■ **Task statement**
Locate each line holding the string "this" and copy it.

■ **Stored data entries**
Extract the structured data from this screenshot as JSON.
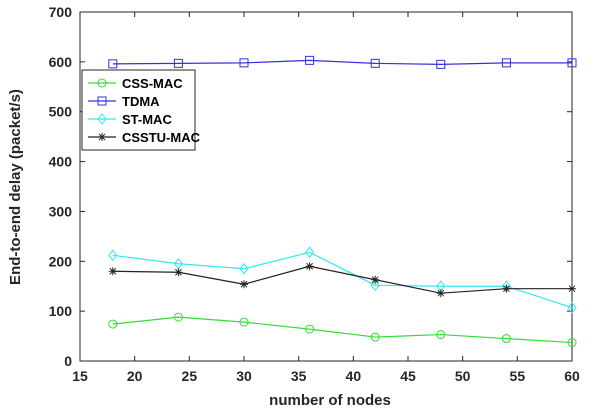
{
  "chart_data": {
    "type": "line",
    "title": "",
    "xlabel": "number of nodes",
    "ylabel": "End-to-end delay (packet/s)",
    "xlim": [
      15,
      60
    ],
    "ylim": [
      0,
      700
    ],
    "x_ticks": [
      "15",
      "20",
      "25",
      "30",
      "35",
      "40",
      "45",
      "50",
      "55",
      "60"
    ],
    "y_ticks": [
      "0",
      "100",
      "200",
      "300",
      "400",
      "500",
      "600",
      "700"
    ],
    "x": [
      18,
      24,
      30,
      36,
      42,
      48,
      54,
      60
    ],
    "grid": false,
    "legend_position": "upper-left",
    "series": [
      {
        "name": "CSS-MAC",
        "color": "#33dd33",
        "marker": "circle",
        "values": [
          74,
          88,
          78,
          64,
          48,
          53,
          45,
          37
        ]
      },
      {
        "name": "TDMA",
        "color": "#3333dd",
        "marker": "square",
        "values": [
          596,
          597,
          598,
          603,
          597,
          595,
          598,
          598
        ]
      },
      {
        "name": "ST-MAC",
        "color": "#33e8f0",
        "marker": "diamond",
        "values": [
          212,
          195,
          185,
          218,
          152,
          150,
          150,
          107
        ]
      },
      {
        "name": "CSSTU-MAC",
        "color": "#222222",
        "marker": "star",
        "values": [
          180,
          178,
          154,
          190,
          163,
          136,
          145,
          145
        ]
      }
    ]
  }
}
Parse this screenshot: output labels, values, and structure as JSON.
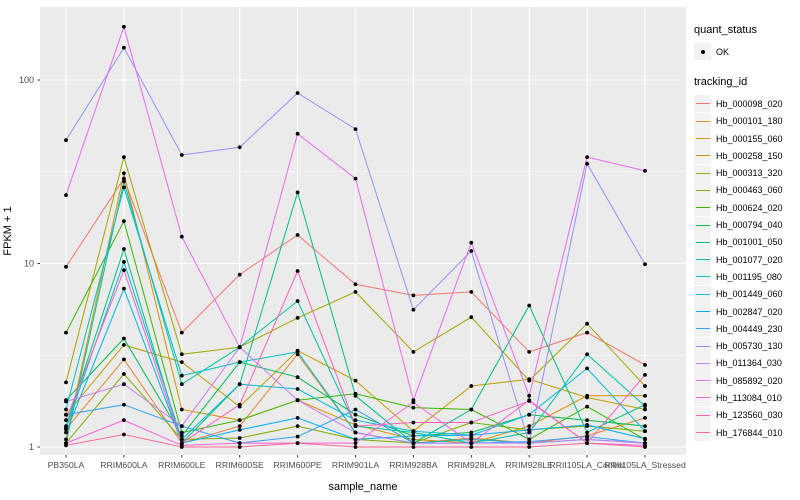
{
  "chart_data": {
    "type": "line",
    "title": "",
    "xlabel": "sample_name",
    "ylabel": "FPKM + 1",
    "y_scale": "log10",
    "ylim": [
      1,
      260
    ],
    "y_ticks": [
      1,
      10,
      100
    ],
    "y_tick_labels": [
      "1",
      "10",
      "100"
    ],
    "y_minor_ticks": [
      3.162,
      31.62
    ],
    "grid": "on",
    "panel_bg": "#EBEBEB",
    "grid_color": "#FFFFFF",
    "point_color": "#000000",
    "tick_label_color": "#4D4D4D",
    "legend_position": "right",
    "categories": [
      "PB350LA",
      "RRIM600LA",
      "RRIM600LE",
      "RRIM600SE",
      "RRIM600PE",
      "RRIM901LA",
      "RRIM928BA",
      "RRIM928LA",
      "RRIM928LE",
      "RRII105LA_Control",
      "RRII105LA_Stressed"
    ],
    "legend": {
      "quant_status_title": "quant_status",
      "quant_status_items": [
        {
          "label": "OK"
        }
      ],
      "tracking_title": "tracking_id"
    },
    "series": [
      {
        "name": "Hb_000098_020",
        "color": "#F8766D",
        "values": [
          9.6,
          29,
          4.2,
          8.7,
          14.3,
          7.7,
          6.7,
          7.0,
          3.3,
          4.2,
          2.8
        ]
      },
      {
        "name": "Hb_000101_180",
        "color": "#EA8331",
        "values": [
          1.25,
          3.0,
          1.05,
          1.3,
          3.2,
          1.2,
          1.05,
          1.12,
          1.05,
          1.15,
          1.44
        ]
      },
      {
        "name": "Hb_000155_060",
        "color": "#D89000",
        "values": [
          1.1,
          31,
          1.6,
          1.4,
          1.8,
          1.32,
          1.1,
          1.05,
          1.3,
          1.9,
          1.9
        ]
      },
      {
        "name": "Hb_000258_150",
        "color": "#C09B00",
        "values": [
          1.5,
          3.6,
          2.9,
          1.66,
          3.35,
          2.3,
          1.22,
          2.15,
          2.34,
          1.86,
          1.6
        ]
      },
      {
        "name": "Hb_000313_320",
        "color": "#A3A500",
        "values": [
          2.25,
          38,
          3.2,
          3.5,
          5.05,
          7.0,
          3.3,
          5.1,
          2.3,
          4.7,
          2.15
        ]
      },
      {
        "name": "Hb_000463_060",
        "color": "#7CAE00",
        "values": [
          1.05,
          2.5,
          1.1,
          1.12,
          1.3,
          1.1,
          1.05,
          1.36,
          1.24,
          1.3,
          1.22
        ]
      },
      {
        "name": "Hb_000624_020",
        "color": "#39B600",
        "values": [
          4.2,
          17,
          1.2,
          1.4,
          1.8,
          1.95,
          1.64,
          1.6,
          1.1,
          1.66,
          1.1
        ]
      },
      {
        "name": "Hb_000794_040",
        "color": "#00BB4E",
        "values": [
          1.8,
          3.9,
          1.15,
          2.9,
          2.4,
          1.5,
          1.15,
          1.2,
          1.5,
          1.4,
          1.3
        ]
      },
      {
        "name": "Hb_001001_050",
        "color": "#00BF7D",
        "values": [
          1.3,
          12,
          1.05,
          2.2,
          24.4,
          1.9,
          1.05,
          1.6,
          5.9,
          1.2,
          1.7
        ]
      },
      {
        "name": "Hb_001077_020",
        "color": "#00C1A3",
        "values": [
          1.05,
          28,
          2.2,
          3.5,
          6.25,
          1.3,
          1.2,
          1.05,
          1.2,
          3.2,
          1.67
        ]
      },
      {
        "name": "Hb_001195_080",
        "color": "#00BFC4",
        "values": [
          1.6,
          26,
          2.45,
          2.9,
          3.3,
          1.2,
          1.05,
          1.1,
          1.05,
          1.1,
          1.05
        ]
      },
      {
        "name": "Hb_001449_060",
        "color": "#00BAE0",
        "values": [
          1.27,
          10.2,
          1.1,
          2.2,
          2.07,
          1.4,
          1.22,
          1.16,
          1.5,
          2.68,
          1.22
        ]
      },
      {
        "name": "Hb_002847_020",
        "color": "#00B0F6",
        "values": [
          1.2,
          7.3,
          1.05,
          1.24,
          1.44,
          1.1,
          1.15,
          1.16,
          1.24,
          1.32,
          1.11
        ]
      },
      {
        "name": "Hb_004449_230",
        "color": "#35A2FF",
        "values": [
          1.5,
          1.7,
          1.3,
          1.05,
          1.14,
          1.6,
          1.05,
          1.05,
          1.07,
          1.14,
          1.05
        ]
      },
      {
        "name": "Hb_005730_130",
        "color": "#9590FF",
        "values": [
          47,
          150,
          39,
          43,
          85,
          54,
          5.6,
          11.7,
          1.05,
          35,
          9.9
        ]
      },
      {
        "name": "Hb_011364_030",
        "color": "#C77CFF",
        "values": [
          1.77,
          2.2,
          1.3,
          3.5,
          1.8,
          1.2,
          1.05,
          1.05,
          1.05,
          1.1,
          1.05
        ]
      },
      {
        "name": "Hb_085892_020",
        "color": "#E76BF3",
        "values": [
          23.6,
          195,
          14,
          3.5,
          51,
          29,
          1.8,
          13,
          1.9,
          38,
          32
        ]
      },
      {
        "name": "Hb_113084_010",
        "color": "#FA62DB",
        "values": [
          1.05,
          1.4,
          1.02,
          1.05,
          1.05,
          1.05,
          1.75,
          1.05,
          1.8,
          1.05,
          1.02
        ]
      },
      {
        "name": "Hb_123560_030",
        "color": "#FF62BC",
        "values": [
          1.4,
          9.2,
          1.05,
          1.7,
          9.1,
          1.3,
          1.36,
          1.36,
          1.78,
          1.05,
          2.47
        ]
      },
      {
        "name": "Hb_176844_010",
        "color": "#FF6A98",
        "values": [
          1.02,
          1.17,
          1.0,
          1.0,
          1.05,
          1.0,
          1.0,
          1.0,
          1.0,
          1.05,
          1.0
        ]
      }
    ]
  }
}
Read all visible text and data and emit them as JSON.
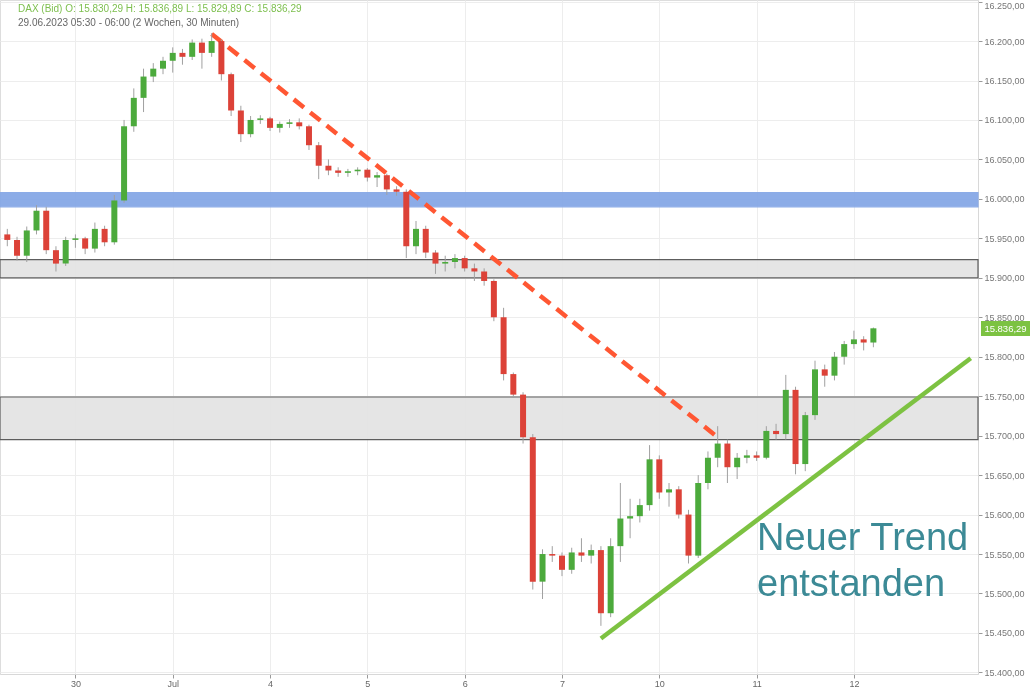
{
  "chart_data": {
    "type": "candlestick",
    "annotations": [
      "DAX (Bid)  O: 15.830,29  H: 15.836,89  L: 15.829,89  C: 15.836,29",
      "29.06.2023 05:30 - 06:00  (2 Wochen, 30 Minuten)",
      "Neuer Trend\nentstanden",
      "15.836,29"
    ],
    "categories": [
      null,
      null,
      null,
      null,
      null,
      null,
      null,
      "30",
      null,
      null,
      null,
      null,
      null,
      null,
      null,
      null,
      null,
      "Jul",
      null,
      null,
      null,
      null,
      null,
      null,
      null,
      null,
      null,
      "4",
      null,
      null,
      null,
      null,
      null,
      null,
      null,
      null,
      null,
      "5",
      null,
      null,
      null,
      null,
      null,
      null,
      null,
      null,
      null,
      "6",
      null,
      null,
      null,
      null,
      null,
      null,
      null,
      null,
      null,
      "7",
      null,
      null,
      null,
      null,
      null,
      null,
      null,
      null,
      null,
      "10",
      null,
      null,
      null,
      null,
      null,
      null,
      null,
      null,
      null,
      "11",
      null,
      null,
      null,
      null,
      null,
      null,
      null,
      null,
      null,
      "12",
      null,
      null,
      null,
      null,
      null,
      null,
      null,
      null,
      null,
      null,
      null,
      null
    ],
    "ohlc": [
      [
        15955,
        15962,
        15940,
        15948
      ],
      [
        15948,
        15952,
        15922,
        15928
      ],
      [
        15928,
        15965,
        15920,
        15960
      ],
      [
        15960,
        15992,
        15955,
        15985
      ],
      [
        15985,
        15990,
        15930,
        15935
      ],
      [
        15935,
        15940,
        15908,
        15918
      ],
      [
        15918,
        15952,
        15915,
        15948
      ],
      [
        15948,
        15955,
        15938,
        15950
      ],
      [
        15950,
        15952,
        15930,
        15937
      ],
      [
        15937,
        15970,
        15932,
        15962
      ],
      [
        15962,
        15966,
        15940,
        15945
      ],
      [
        15945,
        16005,
        15942,
        15998
      ],
      [
        15998,
        16100,
        15995,
        16092
      ],
      [
        16092,
        16140,
        16085,
        16128
      ],
      [
        16128,
        16165,
        16110,
        16155
      ],
      [
        16155,
        16172,
        16148,
        16165
      ],
      [
        16165,
        16180,
        16158,
        16175
      ],
      [
        16175,
        16192,
        16160,
        16185
      ],
      [
        16185,
        16190,
        16170,
        16180
      ],
      [
        16180,
        16202,
        16176,
        16198
      ],
      [
        16198,
        16203,
        16165,
        16185
      ],
      [
        16185,
        16210,
        16180,
        16200
      ],
      [
        16200,
        16202,
        16150,
        16158
      ],
      [
        16158,
        16160,
        16105,
        16112
      ],
      [
        16112,
        16118,
        16072,
        16082
      ],
      [
        16082,
        16105,
        16078,
        16100
      ],
      [
        16100,
        16106,
        16095,
        16102
      ],
      [
        16102,
        16104,
        16086,
        16090
      ],
      [
        16090,
        16098,
        16084,
        16095
      ],
      [
        16095,
        16101,
        16090,
        16097
      ],
      [
        16097,
        16102,
        16088,
        16092
      ],
      [
        16092,
        16094,
        16062,
        16068
      ],
      [
        16068,
        16072,
        16025,
        16042
      ],
      [
        16042,
        16050,
        16030,
        16036
      ],
      [
        16036,
        16040,
        16028,
        16033
      ],
      [
        16033,
        16038,
        16028,
        16035
      ],
      [
        16035,
        16040,
        16030,
        16037
      ],
      [
        16037,
        16039,
        16022,
        16027
      ],
      [
        16027,
        16034,
        16015,
        16030
      ],
      [
        16030,
        16032,
        16005,
        16012
      ],
      [
        16012,
        16016,
        16004,
        16009
      ],
      [
        16009,
        16012,
        15925,
        15940
      ],
      [
        15940,
        15972,
        15930,
        15962
      ],
      [
        15962,
        15966,
        15925,
        15932
      ],
      [
        15932,
        15935,
        15905,
        15918
      ],
      [
        15918,
        15928,
        15908,
        15920
      ],
      [
        15920,
        15930,
        15912,
        15925
      ],
      [
        15925,
        15928,
        15908,
        15912
      ],
      [
        15912,
        15918,
        15896,
        15908
      ],
      [
        15908,
        15912,
        15890,
        15896
      ],
      [
        15896,
        15898,
        15845,
        15850
      ],
      [
        15850,
        15862,
        15770,
        15778
      ],
      [
        15778,
        15780,
        15748,
        15752
      ],
      [
        15752,
        15755,
        15690,
        15698
      ],
      [
        15698,
        15702,
        15505,
        15515
      ],
      [
        15515,
        15556,
        15493,
        15550
      ],
      [
        15550,
        15560,
        15540,
        15548
      ],
      [
        15548,
        15552,
        15522,
        15530
      ],
      [
        15530,
        15558,
        15525,
        15552
      ],
      [
        15552,
        15570,
        15540,
        15548
      ],
      [
        15548,
        15562,
        15538,
        15555
      ],
      [
        15555,
        15560,
        15459,
        15475
      ],
      [
        15475,
        15570,
        15470,
        15560
      ],
      [
        15560,
        15640,
        15540,
        15595
      ],
      [
        15595,
        15620,
        15570,
        15598
      ],
      [
        15598,
        15620,
        15590,
        15612
      ],
      [
        15612,
        15688,
        15605,
        15670
      ],
      [
        15670,
        15675,
        15620,
        15628
      ],
      [
        15628,
        15640,
        15610,
        15632
      ],
      [
        15632,
        15636,
        15595,
        15600
      ],
      [
        15600,
        15606,
        15538,
        15548
      ],
      [
        15548,
        15650,
        15545,
        15640
      ],
      [
        15640,
        15680,
        15632,
        15672
      ],
      [
        15672,
        15712,
        15660,
        15690
      ],
      [
        15690,
        15695,
        15640,
        15660
      ],
      [
        15660,
        15678,
        15645,
        15672
      ],
      [
        15672,
        15682,
        15665,
        15675
      ],
      [
        15675,
        15680,
        15668,
        15672
      ],
      [
        15672,
        15712,
        15670,
        15706
      ],
      [
        15706,
        15715,
        15695,
        15702
      ],
      [
        15702,
        15777,
        15695,
        15758
      ],
      [
        15758,
        15762,
        15651,
        15664
      ],
      [
        15664,
        15730,
        15655,
        15726
      ],
      [
        15726,
        15795,
        15720,
        15784
      ],
      [
        15784,
        15790,
        15762,
        15776
      ],
      [
        15776,
        15806,
        15770,
        15800
      ],
      [
        15800,
        15820,
        15790,
        15816
      ],
      [
        15816,
        15833,
        15810,
        15822
      ],
      [
        15822,
        15826,
        15808,
        15818
      ],
      [
        15818,
        15837,
        15812,
        15836
      ],
      null,
      null,
      null,
      null,
      null,
      null,
      null,
      null,
      null,
      null
    ],
    "colors": [
      "#dc4238",
      "#dc4238",
      "#4caa3c",
      "#4caa3c",
      "#dc4238",
      "#dc4238",
      "#4caa3c",
      "#4caa3c",
      "#dc4238",
      "#4caa3c",
      "#dc4238",
      "#4caa3c",
      "#4caa3c",
      "#4caa3c",
      "#4caa3c",
      "#4caa3c",
      "#4caa3c",
      "#4caa3c",
      "#dc4238",
      "#4caa3c",
      "#dc4238",
      "#4caa3c",
      "#dc4238",
      "#dc4238",
      "#dc4238",
      "#4caa3c",
      "#4caa3c",
      "#dc4238",
      "#4caa3c",
      "#4caa3c",
      "#dc4238",
      "#dc4238",
      "#dc4238",
      "#dc4238",
      "#dc4238",
      "#4caa3c",
      "#4caa3c",
      "#dc4238",
      "#4caa3c",
      "#dc4238",
      "#dc4238",
      "#dc4238",
      "#4caa3c",
      "#dc4238",
      "#dc4238",
      "#4caa3c",
      "#4caa3c",
      "#dc4238",
      "#dc4238",
      "#dc4238",
      "#dc4238",
      "#dc4238",
      "#dc4238",
      "#dc4238",
      "#dc4238",
      "#4caa3c",
      "#dc4238",
      "#dc4238",
      "#4caa3c",
      "#dc4238",
      "#4caa3c",
      "#dc4238",
      "#4caa3c",
      "#4caa3c",
      "#4caa3c",
      "#4caa3c",
      "#4caa3c",
      "#dc4238",
      "#4caa3c",
      "#dc4238",
      "#dc4238",
      "#4caa3c",
      "#4caa3c",
      "#4caa3c",
      "#dc4238",
      "#4caa3c",
      "#4caa3c",
      "#dc4238",
      "#4caa3c",
      "#dc4238",
      "#4caa3c",
      "#dc4238",
      "#4caa3c",
      "#4caa3c",
      "#dc4238",
      "#4caa3c",
      "#4caa3c",
      "#4caa3c",
      "#dc4238",
      "#4caa3c",
      null,
      null,
      null,
      null,
      null,
      null,
      null,
      null,
      null,
      null
    ],
    "series": [
      {
        "type": "line",
        "color": "#ff5733",
        "line_style": "dashed",
        "values": [
          null,
          null,
          null,
          null,
          null,
          null,
          null,
          null,
          null,
          null,
          null,
          null,
          null,
          null,
          null,
          null,
          null,
          null,
          null,
          null,
          null,
          16209,
          null,
          null,
          null,
          null,
          null,
          null,
          null,
          null,
          null,
          null,
          null,
          null,
          null,
          null,
          null,
          null,
          null,
          null,
          null,
          null,
          null,
          null,
          null,
          null,
          null,
          null,
          null,
          null,
          null,
          null,
          null,
          null,
          null,
          null,
          null,
          null,
          null,
          null,
          null,
          null,
          null,
          null,
          null,
          null,
          null,
          null,
          null,
          null,
          null,
          null,
          null,
          15698,
          null,
          null,
          null,
          null,
          null,
          null,
          null,
          null,
          null,
          null,
          null,
          null,
          null,
          null,
          null,
          null,
          null,
          null,
          null,
          null,
          null,
          null,
          null,
          null,
          null,
          null
        ]
      },
      {
        "type": "line",
        "color": "#7dc242",
        "line_style": "solid",
        "values": [
          null,
          null,
          null,
          null,
          null,
          null,
          null,
          null,
          null,
          null,
          null,
          null,
          null,
          null,
          null,
          null,
          null,
          null,
          null,
          null,
          null,
          null,
          null,
          null,
          null,
          null,
          null,
          null,
          null,
          null,
          null,
          null,
          null,
          null,
          null,
          null,
          null,
          null,
          null,
          null,
          null,
          null,
          null,
          null,
          null,
          null,
          null,
          null,
          null,
          null,
          null,
          null,
          null,
          null,
          null,
          null,
          null,
          null,
          null,
          null,
          null,
          15443,
          null,
          null,
          null,
          null,
          null,
          null,
          null,
          null,
          null,
          null,
          null,
          null,
          null,
          null,
          null,
          null,
          null,
          null,
          null,
          null,
          null,
          null,
          null,
          null,
          null,
          null,
          null,
          null,
          null,
          null,
          null,
          null,
          null,
          null,
          null,
          null,
          null,
          15798
        ]
      }
    ],
    "bands": [
      {
        "axis": "y",
        "from": 15990,
        "to": 16008,
        "color": "#86a8e6"
      },
      {
        "axis": "y",
        "from": 15900,
        "to": 15923,
        "color": "#e4e4e4"
      },
      {
        "axis": "y",
        "from": 15695,
        "to": 15749,
        "color": "#e4e4e4"
      }
    ],
    "ylim": [
      15398,
      16252
    ],
    "yticks": [
      {
        "value": 15400,
        "label": "15.400,00"
      },
      {
        "value": 15450,
        "label": "15.450,00"
      },
      {
        "value": 15500,
        "label": "15.500,00"
      },
      {
        "value": 15550,
        "label": "15.550,00"
      },
      {
        "value": 15600,
        "label": "15.600,00"
      },
      {
        "value": 15650,
        "label": "15.650,00"
      },
      {
        "value": 15700,
        "label": "15.700,00"
      },
      {
        "value": 15750,
        "label": "15.750,00"
      },
      {
        "value": 15800,
        "label": "15.800,00"
      },
      {
        "value": 15850,
        "label": "15.850,00"
      },
      {
        "value": 15900,
        "label": "15.900,00"
      },
      {
        "value": 15950,
        "label": "15.950,00"
      },
      {
        "value": 16000,
        "label": "16.000,00"
      },
      {
        "value": 16050,
        "label": "16.050,00"
      },
      {
        "value": 16100,
        "label": "16.100,00"
      },
      {
        "value": 16150,
        "label": "16.150,00"
      },
      {
        "value": 16200,
        "label": "16.200,00"
      },
      {
        "value": 16250,
        "label": "16.250,00"
      }
    ],
    "grid": true,
    "marker": "none"
  }
}
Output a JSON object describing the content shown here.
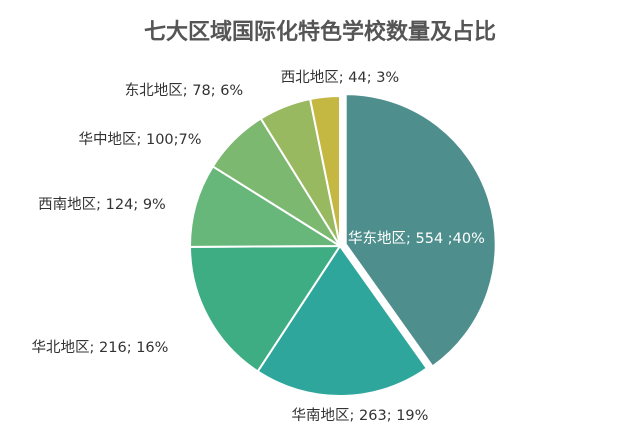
{
  "chart_data": {
    "type": "pie",
    "title": "七大区域国际化特色学校数量及占比",
    "slices": [
      {
        "name": "华东地区",
        "value": 554,
        "label": "华东地区; 554 ;40%",
        "color": "#4e8f8d"
      },
      {
        "name": "华南地区",
        "value": 263,
        "label": "华南地区; 263; 19%",
        "color": "#2fa69c"
      },
      {
        "name": "华北地区",
        "value": 216,
        "label": "华北地区; 216; 16%",
        "color": "#3fad84"
      },
      {
        "name": "西南地区",
        "value": 124,
        "label": "西南地区; 124; 9%",
        "color": "#67b77a"
      },
      {
        "name": "华中地区",
        "value": 100,
        "label": "华中地区; 100;7%",
        "color": "#7cb86f"
      },
      {
        "name": "东北地区",
        "value": 78,
        "label": "东北地区; 78; 6%",
        "color": "#98b95f"
      },
      {
        "name": "西北地区",
        "value": 44,
        "label": "西北地区; 44; 3%",
        "color": "#c4b843"
      }
    ],
    "start_angle": "12 o'clock",
    "direction": "clockwise",
    "exploded_slice": "华东地区"
  }
}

■ **Expected answer**
Extract the structured data from this screenshot as JSON.
Parse this screenshot: output labels, values, and structure as JSON.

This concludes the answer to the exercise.